• [What you need to do] Repeat the listing in full. Nothing may be added or left out.

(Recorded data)
------------------------------
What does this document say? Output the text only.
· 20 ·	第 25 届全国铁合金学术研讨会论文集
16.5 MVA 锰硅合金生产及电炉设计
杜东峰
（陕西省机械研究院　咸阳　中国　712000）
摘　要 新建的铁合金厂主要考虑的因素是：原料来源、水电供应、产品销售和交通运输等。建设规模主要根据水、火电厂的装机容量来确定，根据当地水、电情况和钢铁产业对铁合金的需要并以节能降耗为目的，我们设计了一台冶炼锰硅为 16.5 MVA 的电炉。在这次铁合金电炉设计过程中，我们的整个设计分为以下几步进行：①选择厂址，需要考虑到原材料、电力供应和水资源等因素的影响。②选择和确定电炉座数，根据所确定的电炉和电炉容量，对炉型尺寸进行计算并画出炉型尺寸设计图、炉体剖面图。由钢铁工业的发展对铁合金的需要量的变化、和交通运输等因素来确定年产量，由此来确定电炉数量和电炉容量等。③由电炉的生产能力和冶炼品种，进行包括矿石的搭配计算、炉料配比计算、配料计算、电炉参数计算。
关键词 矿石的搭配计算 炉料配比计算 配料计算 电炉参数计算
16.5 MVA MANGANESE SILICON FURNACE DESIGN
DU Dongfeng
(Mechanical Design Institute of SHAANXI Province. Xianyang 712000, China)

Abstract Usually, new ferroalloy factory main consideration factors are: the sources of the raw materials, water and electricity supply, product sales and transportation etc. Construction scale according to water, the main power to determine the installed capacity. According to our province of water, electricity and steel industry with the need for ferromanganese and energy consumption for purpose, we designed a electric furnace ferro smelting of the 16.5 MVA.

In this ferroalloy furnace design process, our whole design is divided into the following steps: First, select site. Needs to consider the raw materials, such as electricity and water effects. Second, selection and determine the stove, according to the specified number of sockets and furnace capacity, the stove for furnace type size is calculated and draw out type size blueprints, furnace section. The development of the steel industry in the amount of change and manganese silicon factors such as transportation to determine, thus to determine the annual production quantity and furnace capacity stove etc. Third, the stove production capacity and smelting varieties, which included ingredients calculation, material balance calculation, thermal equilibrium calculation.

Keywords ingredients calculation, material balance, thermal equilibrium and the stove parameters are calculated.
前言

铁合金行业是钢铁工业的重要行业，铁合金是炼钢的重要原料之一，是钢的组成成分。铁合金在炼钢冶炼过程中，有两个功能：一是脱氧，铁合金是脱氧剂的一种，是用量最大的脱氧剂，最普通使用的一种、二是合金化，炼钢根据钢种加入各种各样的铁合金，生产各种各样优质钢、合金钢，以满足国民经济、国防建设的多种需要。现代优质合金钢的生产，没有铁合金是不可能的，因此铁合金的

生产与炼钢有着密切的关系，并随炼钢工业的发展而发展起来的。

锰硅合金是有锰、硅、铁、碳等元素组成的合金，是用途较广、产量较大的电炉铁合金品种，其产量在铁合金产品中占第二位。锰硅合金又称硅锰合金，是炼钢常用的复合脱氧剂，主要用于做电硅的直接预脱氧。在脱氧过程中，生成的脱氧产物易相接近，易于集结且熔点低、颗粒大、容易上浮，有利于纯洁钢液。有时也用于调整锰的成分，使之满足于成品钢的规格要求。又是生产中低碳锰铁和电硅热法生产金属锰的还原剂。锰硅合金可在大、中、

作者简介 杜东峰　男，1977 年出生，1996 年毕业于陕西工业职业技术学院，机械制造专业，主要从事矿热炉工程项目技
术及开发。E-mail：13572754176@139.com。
------------------------------
• [Completed task]
What does this document say? Output the text only.
· 20 ·	第 25 届全国铁合金学术研讨会论文集
16.5 MVA 锰硅合金生产及电炉设计
杜东峰
（陕西省机械研究院　咸阳　中国　712000）
摘　要 新建的铁合金厂主要考虑的因素是：原料来源、水电供应、产品销售和交通运输等。建设规模主要根据水、火电厂的装机容量来确定，根据当地水、电情况和钢铁产业对铁合金的需要并以节能降耗为目的，我们设计了一台冶炼锰硅为 16.5 MVA 的电炉。在这次铁合金电炉设计过程中，我们的整个设计分为以下几步进行：①选择厂址，需要考虑到原材料、电力供应和水资源等因素的影响。②选择和确定电炉座数，根据所确定的电炉和电炉容量，对炉型尺寸进行计算并画出炉型尺寸设计图、炉体剖面图。由钢铁工业的发展对铁合金的需要量的变化、和交通运输等因素来确定年产量，由此来确定电炉数量和电炉容量等。③由电炉的生产能力和冶炼品种，进行包括矿石的搭配计算、炉料配比计算、配料计算、电炉参数计算。
关键词 矿石的搭配计算 炉料配比计算 配料计算 电炉参数计算
16.5 MVA MANGANESE SILICON FURNACE DESIGN
DU Dongfeng
(Mechanical Design Institute of SHAANXI Province. Xianyang 712000, China)

Abstract Usually, new ferroalloy factory main consideration factors are: the sources of the raw materials, water and electricity supply, product sales and transportation etc. Construction scale according to water, the main power to determine the installed capacity. According to our province of water, electricity and steel industry with the need for ferromanganese and energy consumption for purpose, we designed a electric furnace ferro smelting of the 16.5 MVA.

In this ferroalloy furnace design process, our whole design is divided into the following steps: First, select site. Needs to consider the raw materials, such as electricity and water effects. Second, selection and determine the stove, according to the specified number of sockets and furnace capacity, the stove for furnace type size is calculated and draw out type size blueprints, furnace section. The development of the steel industry in the amount of change and manganese silicon factors such as transportation to determine, thus to determine the annual production quantity and furnace capacity stove etc. Third, the stove production capacity and smelting varieties, which included ingredients calculation, material balance calculation, thermal equilibrium calculation.

Keywords ingredients calculation, material balance, thermal equilibrium and the stove parameters are calculated.
前言

铁合金行业是钢铁工业的重要行业，铁合金是炼钢的重要原料之一，是钢的组成成分。铁合金在炼钢冶炼过程中，有两个功能：一是脱氧，铁合金是脱氧剂的一种，是用量最大的脱氧剂，最普通使用的一种、二是合金化，炼钢根据钢种加入各种各样的铁合金，生产各种各样优质钢、合金钢，以满足国民经济、国防建设的多种需要。现代优质合金钢的生产，没有铁合金是不可能的，因此铁合金的

生产与炼钢有着密切的关系，并随炼钢工业的发展而发展起来的。

锰硅合金是有锰、硅、铁、碳等元素组成的合金，是用途较广、产量较大的电炉铁合金品种，其产量在铁合金产品中占第二位。锰硅合金又称硅锰合金，是炼钢常用的复合脱氧剂，主要用于做电硅的直接预脱氧。在脱氧过程中，生成的脱氧产物易相接近，易于集结且熔点低、颗粒大、容易上浮，有利于纯洁钢液。有时也用于调整锰的成分，使之满足于成品钢的规格要求。又是生产中低碳锰铁和电硅热法生产金属锰的还原剂。锰硅合金可在大、中、

作者简介 杜东峰　男，1977 年出生，1996 年毕业于陕西工业职业技术学院，机械制造专业，主要从事矿热炉工程项目技
术及开发。E-mail：13572754176@139.com。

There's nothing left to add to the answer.